### Given problem
Scan the records for the word "Total". Copy each line that includes it.

═══

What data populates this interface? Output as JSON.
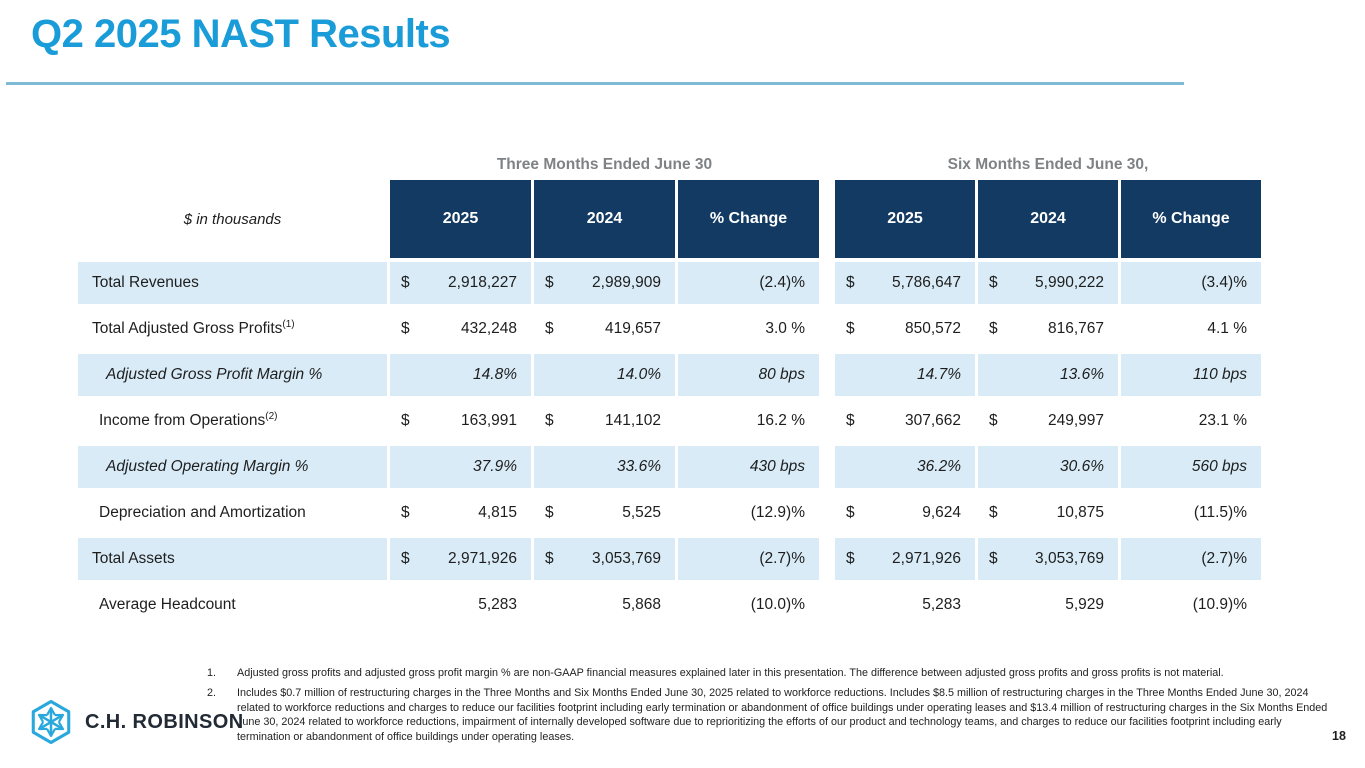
{
  "slide": {
    "title": "Q2 2025 NAST Results",
    "units_label": "$ in thousands",
    "page_number": "18"
  },
  "table": {
    "currency_symbol": "$",
    "groups": [
      {
        "title": "Three Months Ended June 30",
        "columns": [
          "2025",
          "2024",
          "% Change"
        ]
      },
      {
        "title": "Six Months Ended June 30,",
        "columns": [
          "2025",
          "2024",
          "% Change"
        ]
      }
    ],
    "rows": [
      {
        "label": "Total Revenues",
        "sup": "",
        "italic": false,
        "shaded": true,
        "indent": 0,
        "three": {
          "dollar": true,
          "v2025": "2,918,227",
          "v2024": "2,989,909",
          "change": "(2.4)%"
        },
        "six": {
          "dollar": true,
          "v2025": "5,786,647",
          "v2024": "5,990,222",
          "change": "(3.4)%"
        }
      },
      {
        "label": "Total Adjusted Gross Profits",
        "sup": "(1)",
        "italic": false,
        "shaded": false,
        "indent": 0,
        "three": {
          "dollar": true,
          "v2025": "432,248",
          "v2024": "419,657",
          "change": "3.0 %"
        },
        "six": {
          "dollar": true,
          "v2025": "850,572",
          "v2024": "816,767",
          "change": "4.1 %"
        }
      },
      {
        "label": "Adjusted Gross Profit Margin %",
        "sup": "",
        "italic": true,
        "shaded": true,
        "indent": 2,
        "three": {
          "dollar": false,
          "v2025": "14.8%",
          "v2024": "14.0%",
          "change": "80 bps"
        },
        "six": {
          "dollar": false,
          "v2025": "14.7%",
          "v2024": "13.6%",
          "change": "110 bps"
        }
      },
      {
        "label": "Income from Operations",
        "sup": "(2)",
        "italic": false,
        "shaded": false,
        "indent": 1,
        "three": {
          "dollar": true,
          "v2025": "163,991",
          "v2024": "141,102",
          "change": "16.2 %"
        },
        "six": {
          "dollar": true,
          "v2025": "307,662",
          "v2024": "249,997",
          "change": "23.1 %"
        }
      },
      {
        "label": "Adjusted Operating Margin %",
        "sup": "",
        "italic": true,
        "shaded": true,
        "indent": 2,
        "three": {
          "dollar": false,
          "v2025": "37.9%",
          "v2024": "33.6%",
          "change": "430 bps"
        },
        "six": {
          "dollar": false,
          "v2025": "36.2%",
          "v2024": "30.6%",
          "change": "560 bps"
        }
      },
      {
        "label": "Depreciation and Amortization",
        "sup": "",
        "italic": false,
        "shaded": false,
        "indent": 1,
        "three": {
          "dollar": true,
          "v2025": "4,815",
          "v2024": "5,525",
          "change": "(12.9)%"
        },
        "six": {
          "dollar": true,
          "v2025": "9,624",
          "v2024": "10,875",
          "change": "(11.5)%"
        }
      },
      {
        "label": "Total Assets",
        "sup": "",
        "italic": false,
        "shaded": true,
        "indent": 0,
        "three": {
          "dollar": true,
          "v2025": "2,971,926",
          "v2024": "3,053,769",
          "change": "(2.7)%"
        },
        "six": {
          "dollar": true,
          "v2025": "2,971,926",
          "v2024": "3,053,769",
          "change": "(2.7)%"
        }
      },
      {
        "label": "Average Headcount",
        "sup": "",
        "italic": false,
        "shaded": false,
        "indent": 1,
        "three": {
          "dollar": false,
          "v2025": "5,283",
          "v2024": "5,868",
          "change": "(10.0)%"
        },
        "six": {
          "dollar": false,
          "v2025": "5,283",
          "v2024": "5,929",
          "change": "(10.9)%"
        }
      }
    ]
  },
  "footnotes": [
    {
      "marker": "1.",
      "text": "Adjusted gross profits and adjusted gross profit margin % are non-GAAP financial measures explained later in this presentation. The difference between adjusted gross profits and gross profits is not material."
    },
    {
      "marker": "2.",
      "text": "Includes $0.7 million of restructuring charges in the Three Months and Six Months Ended June 30, 2025 related to workforce reductions. Includes $8.5 million of restructuring charges in the Three Months Ended June 30, 2024 related to workforce reductions and charges to reduce our facilities footprint including early termination or abandonment of office buildings under operating leases and $13.4 million of restructuring charges in the Six Months Ended June 30, 2024 related to workforce reductions, impairment of internally developed software due to reprioritizing the efforts of our product and technology teams, and charges to reduce our facilities footprint including early termination or abandonment of office buildings under operating leases."
    }
  ],
  "logo": {
    "company_name": "C.H. ROBINSON"
  },
  "colors": {
    "title_cyan": "#199CD8",
    "rule_blue": "#7EBAD6",
    "header_navy": "#123A62",
    "row_light_blue": "#D8EBF7",
    "group_title_gray": "#7F8285",
    "logo_cyan": "#29A8DC",
    "logo_navy": "#222A35"
  }
}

═══

### Exercise response
        "label": "Total Revenues",
        "label": "Total Adjusted Gross Profits",
        "label": "Total Assets",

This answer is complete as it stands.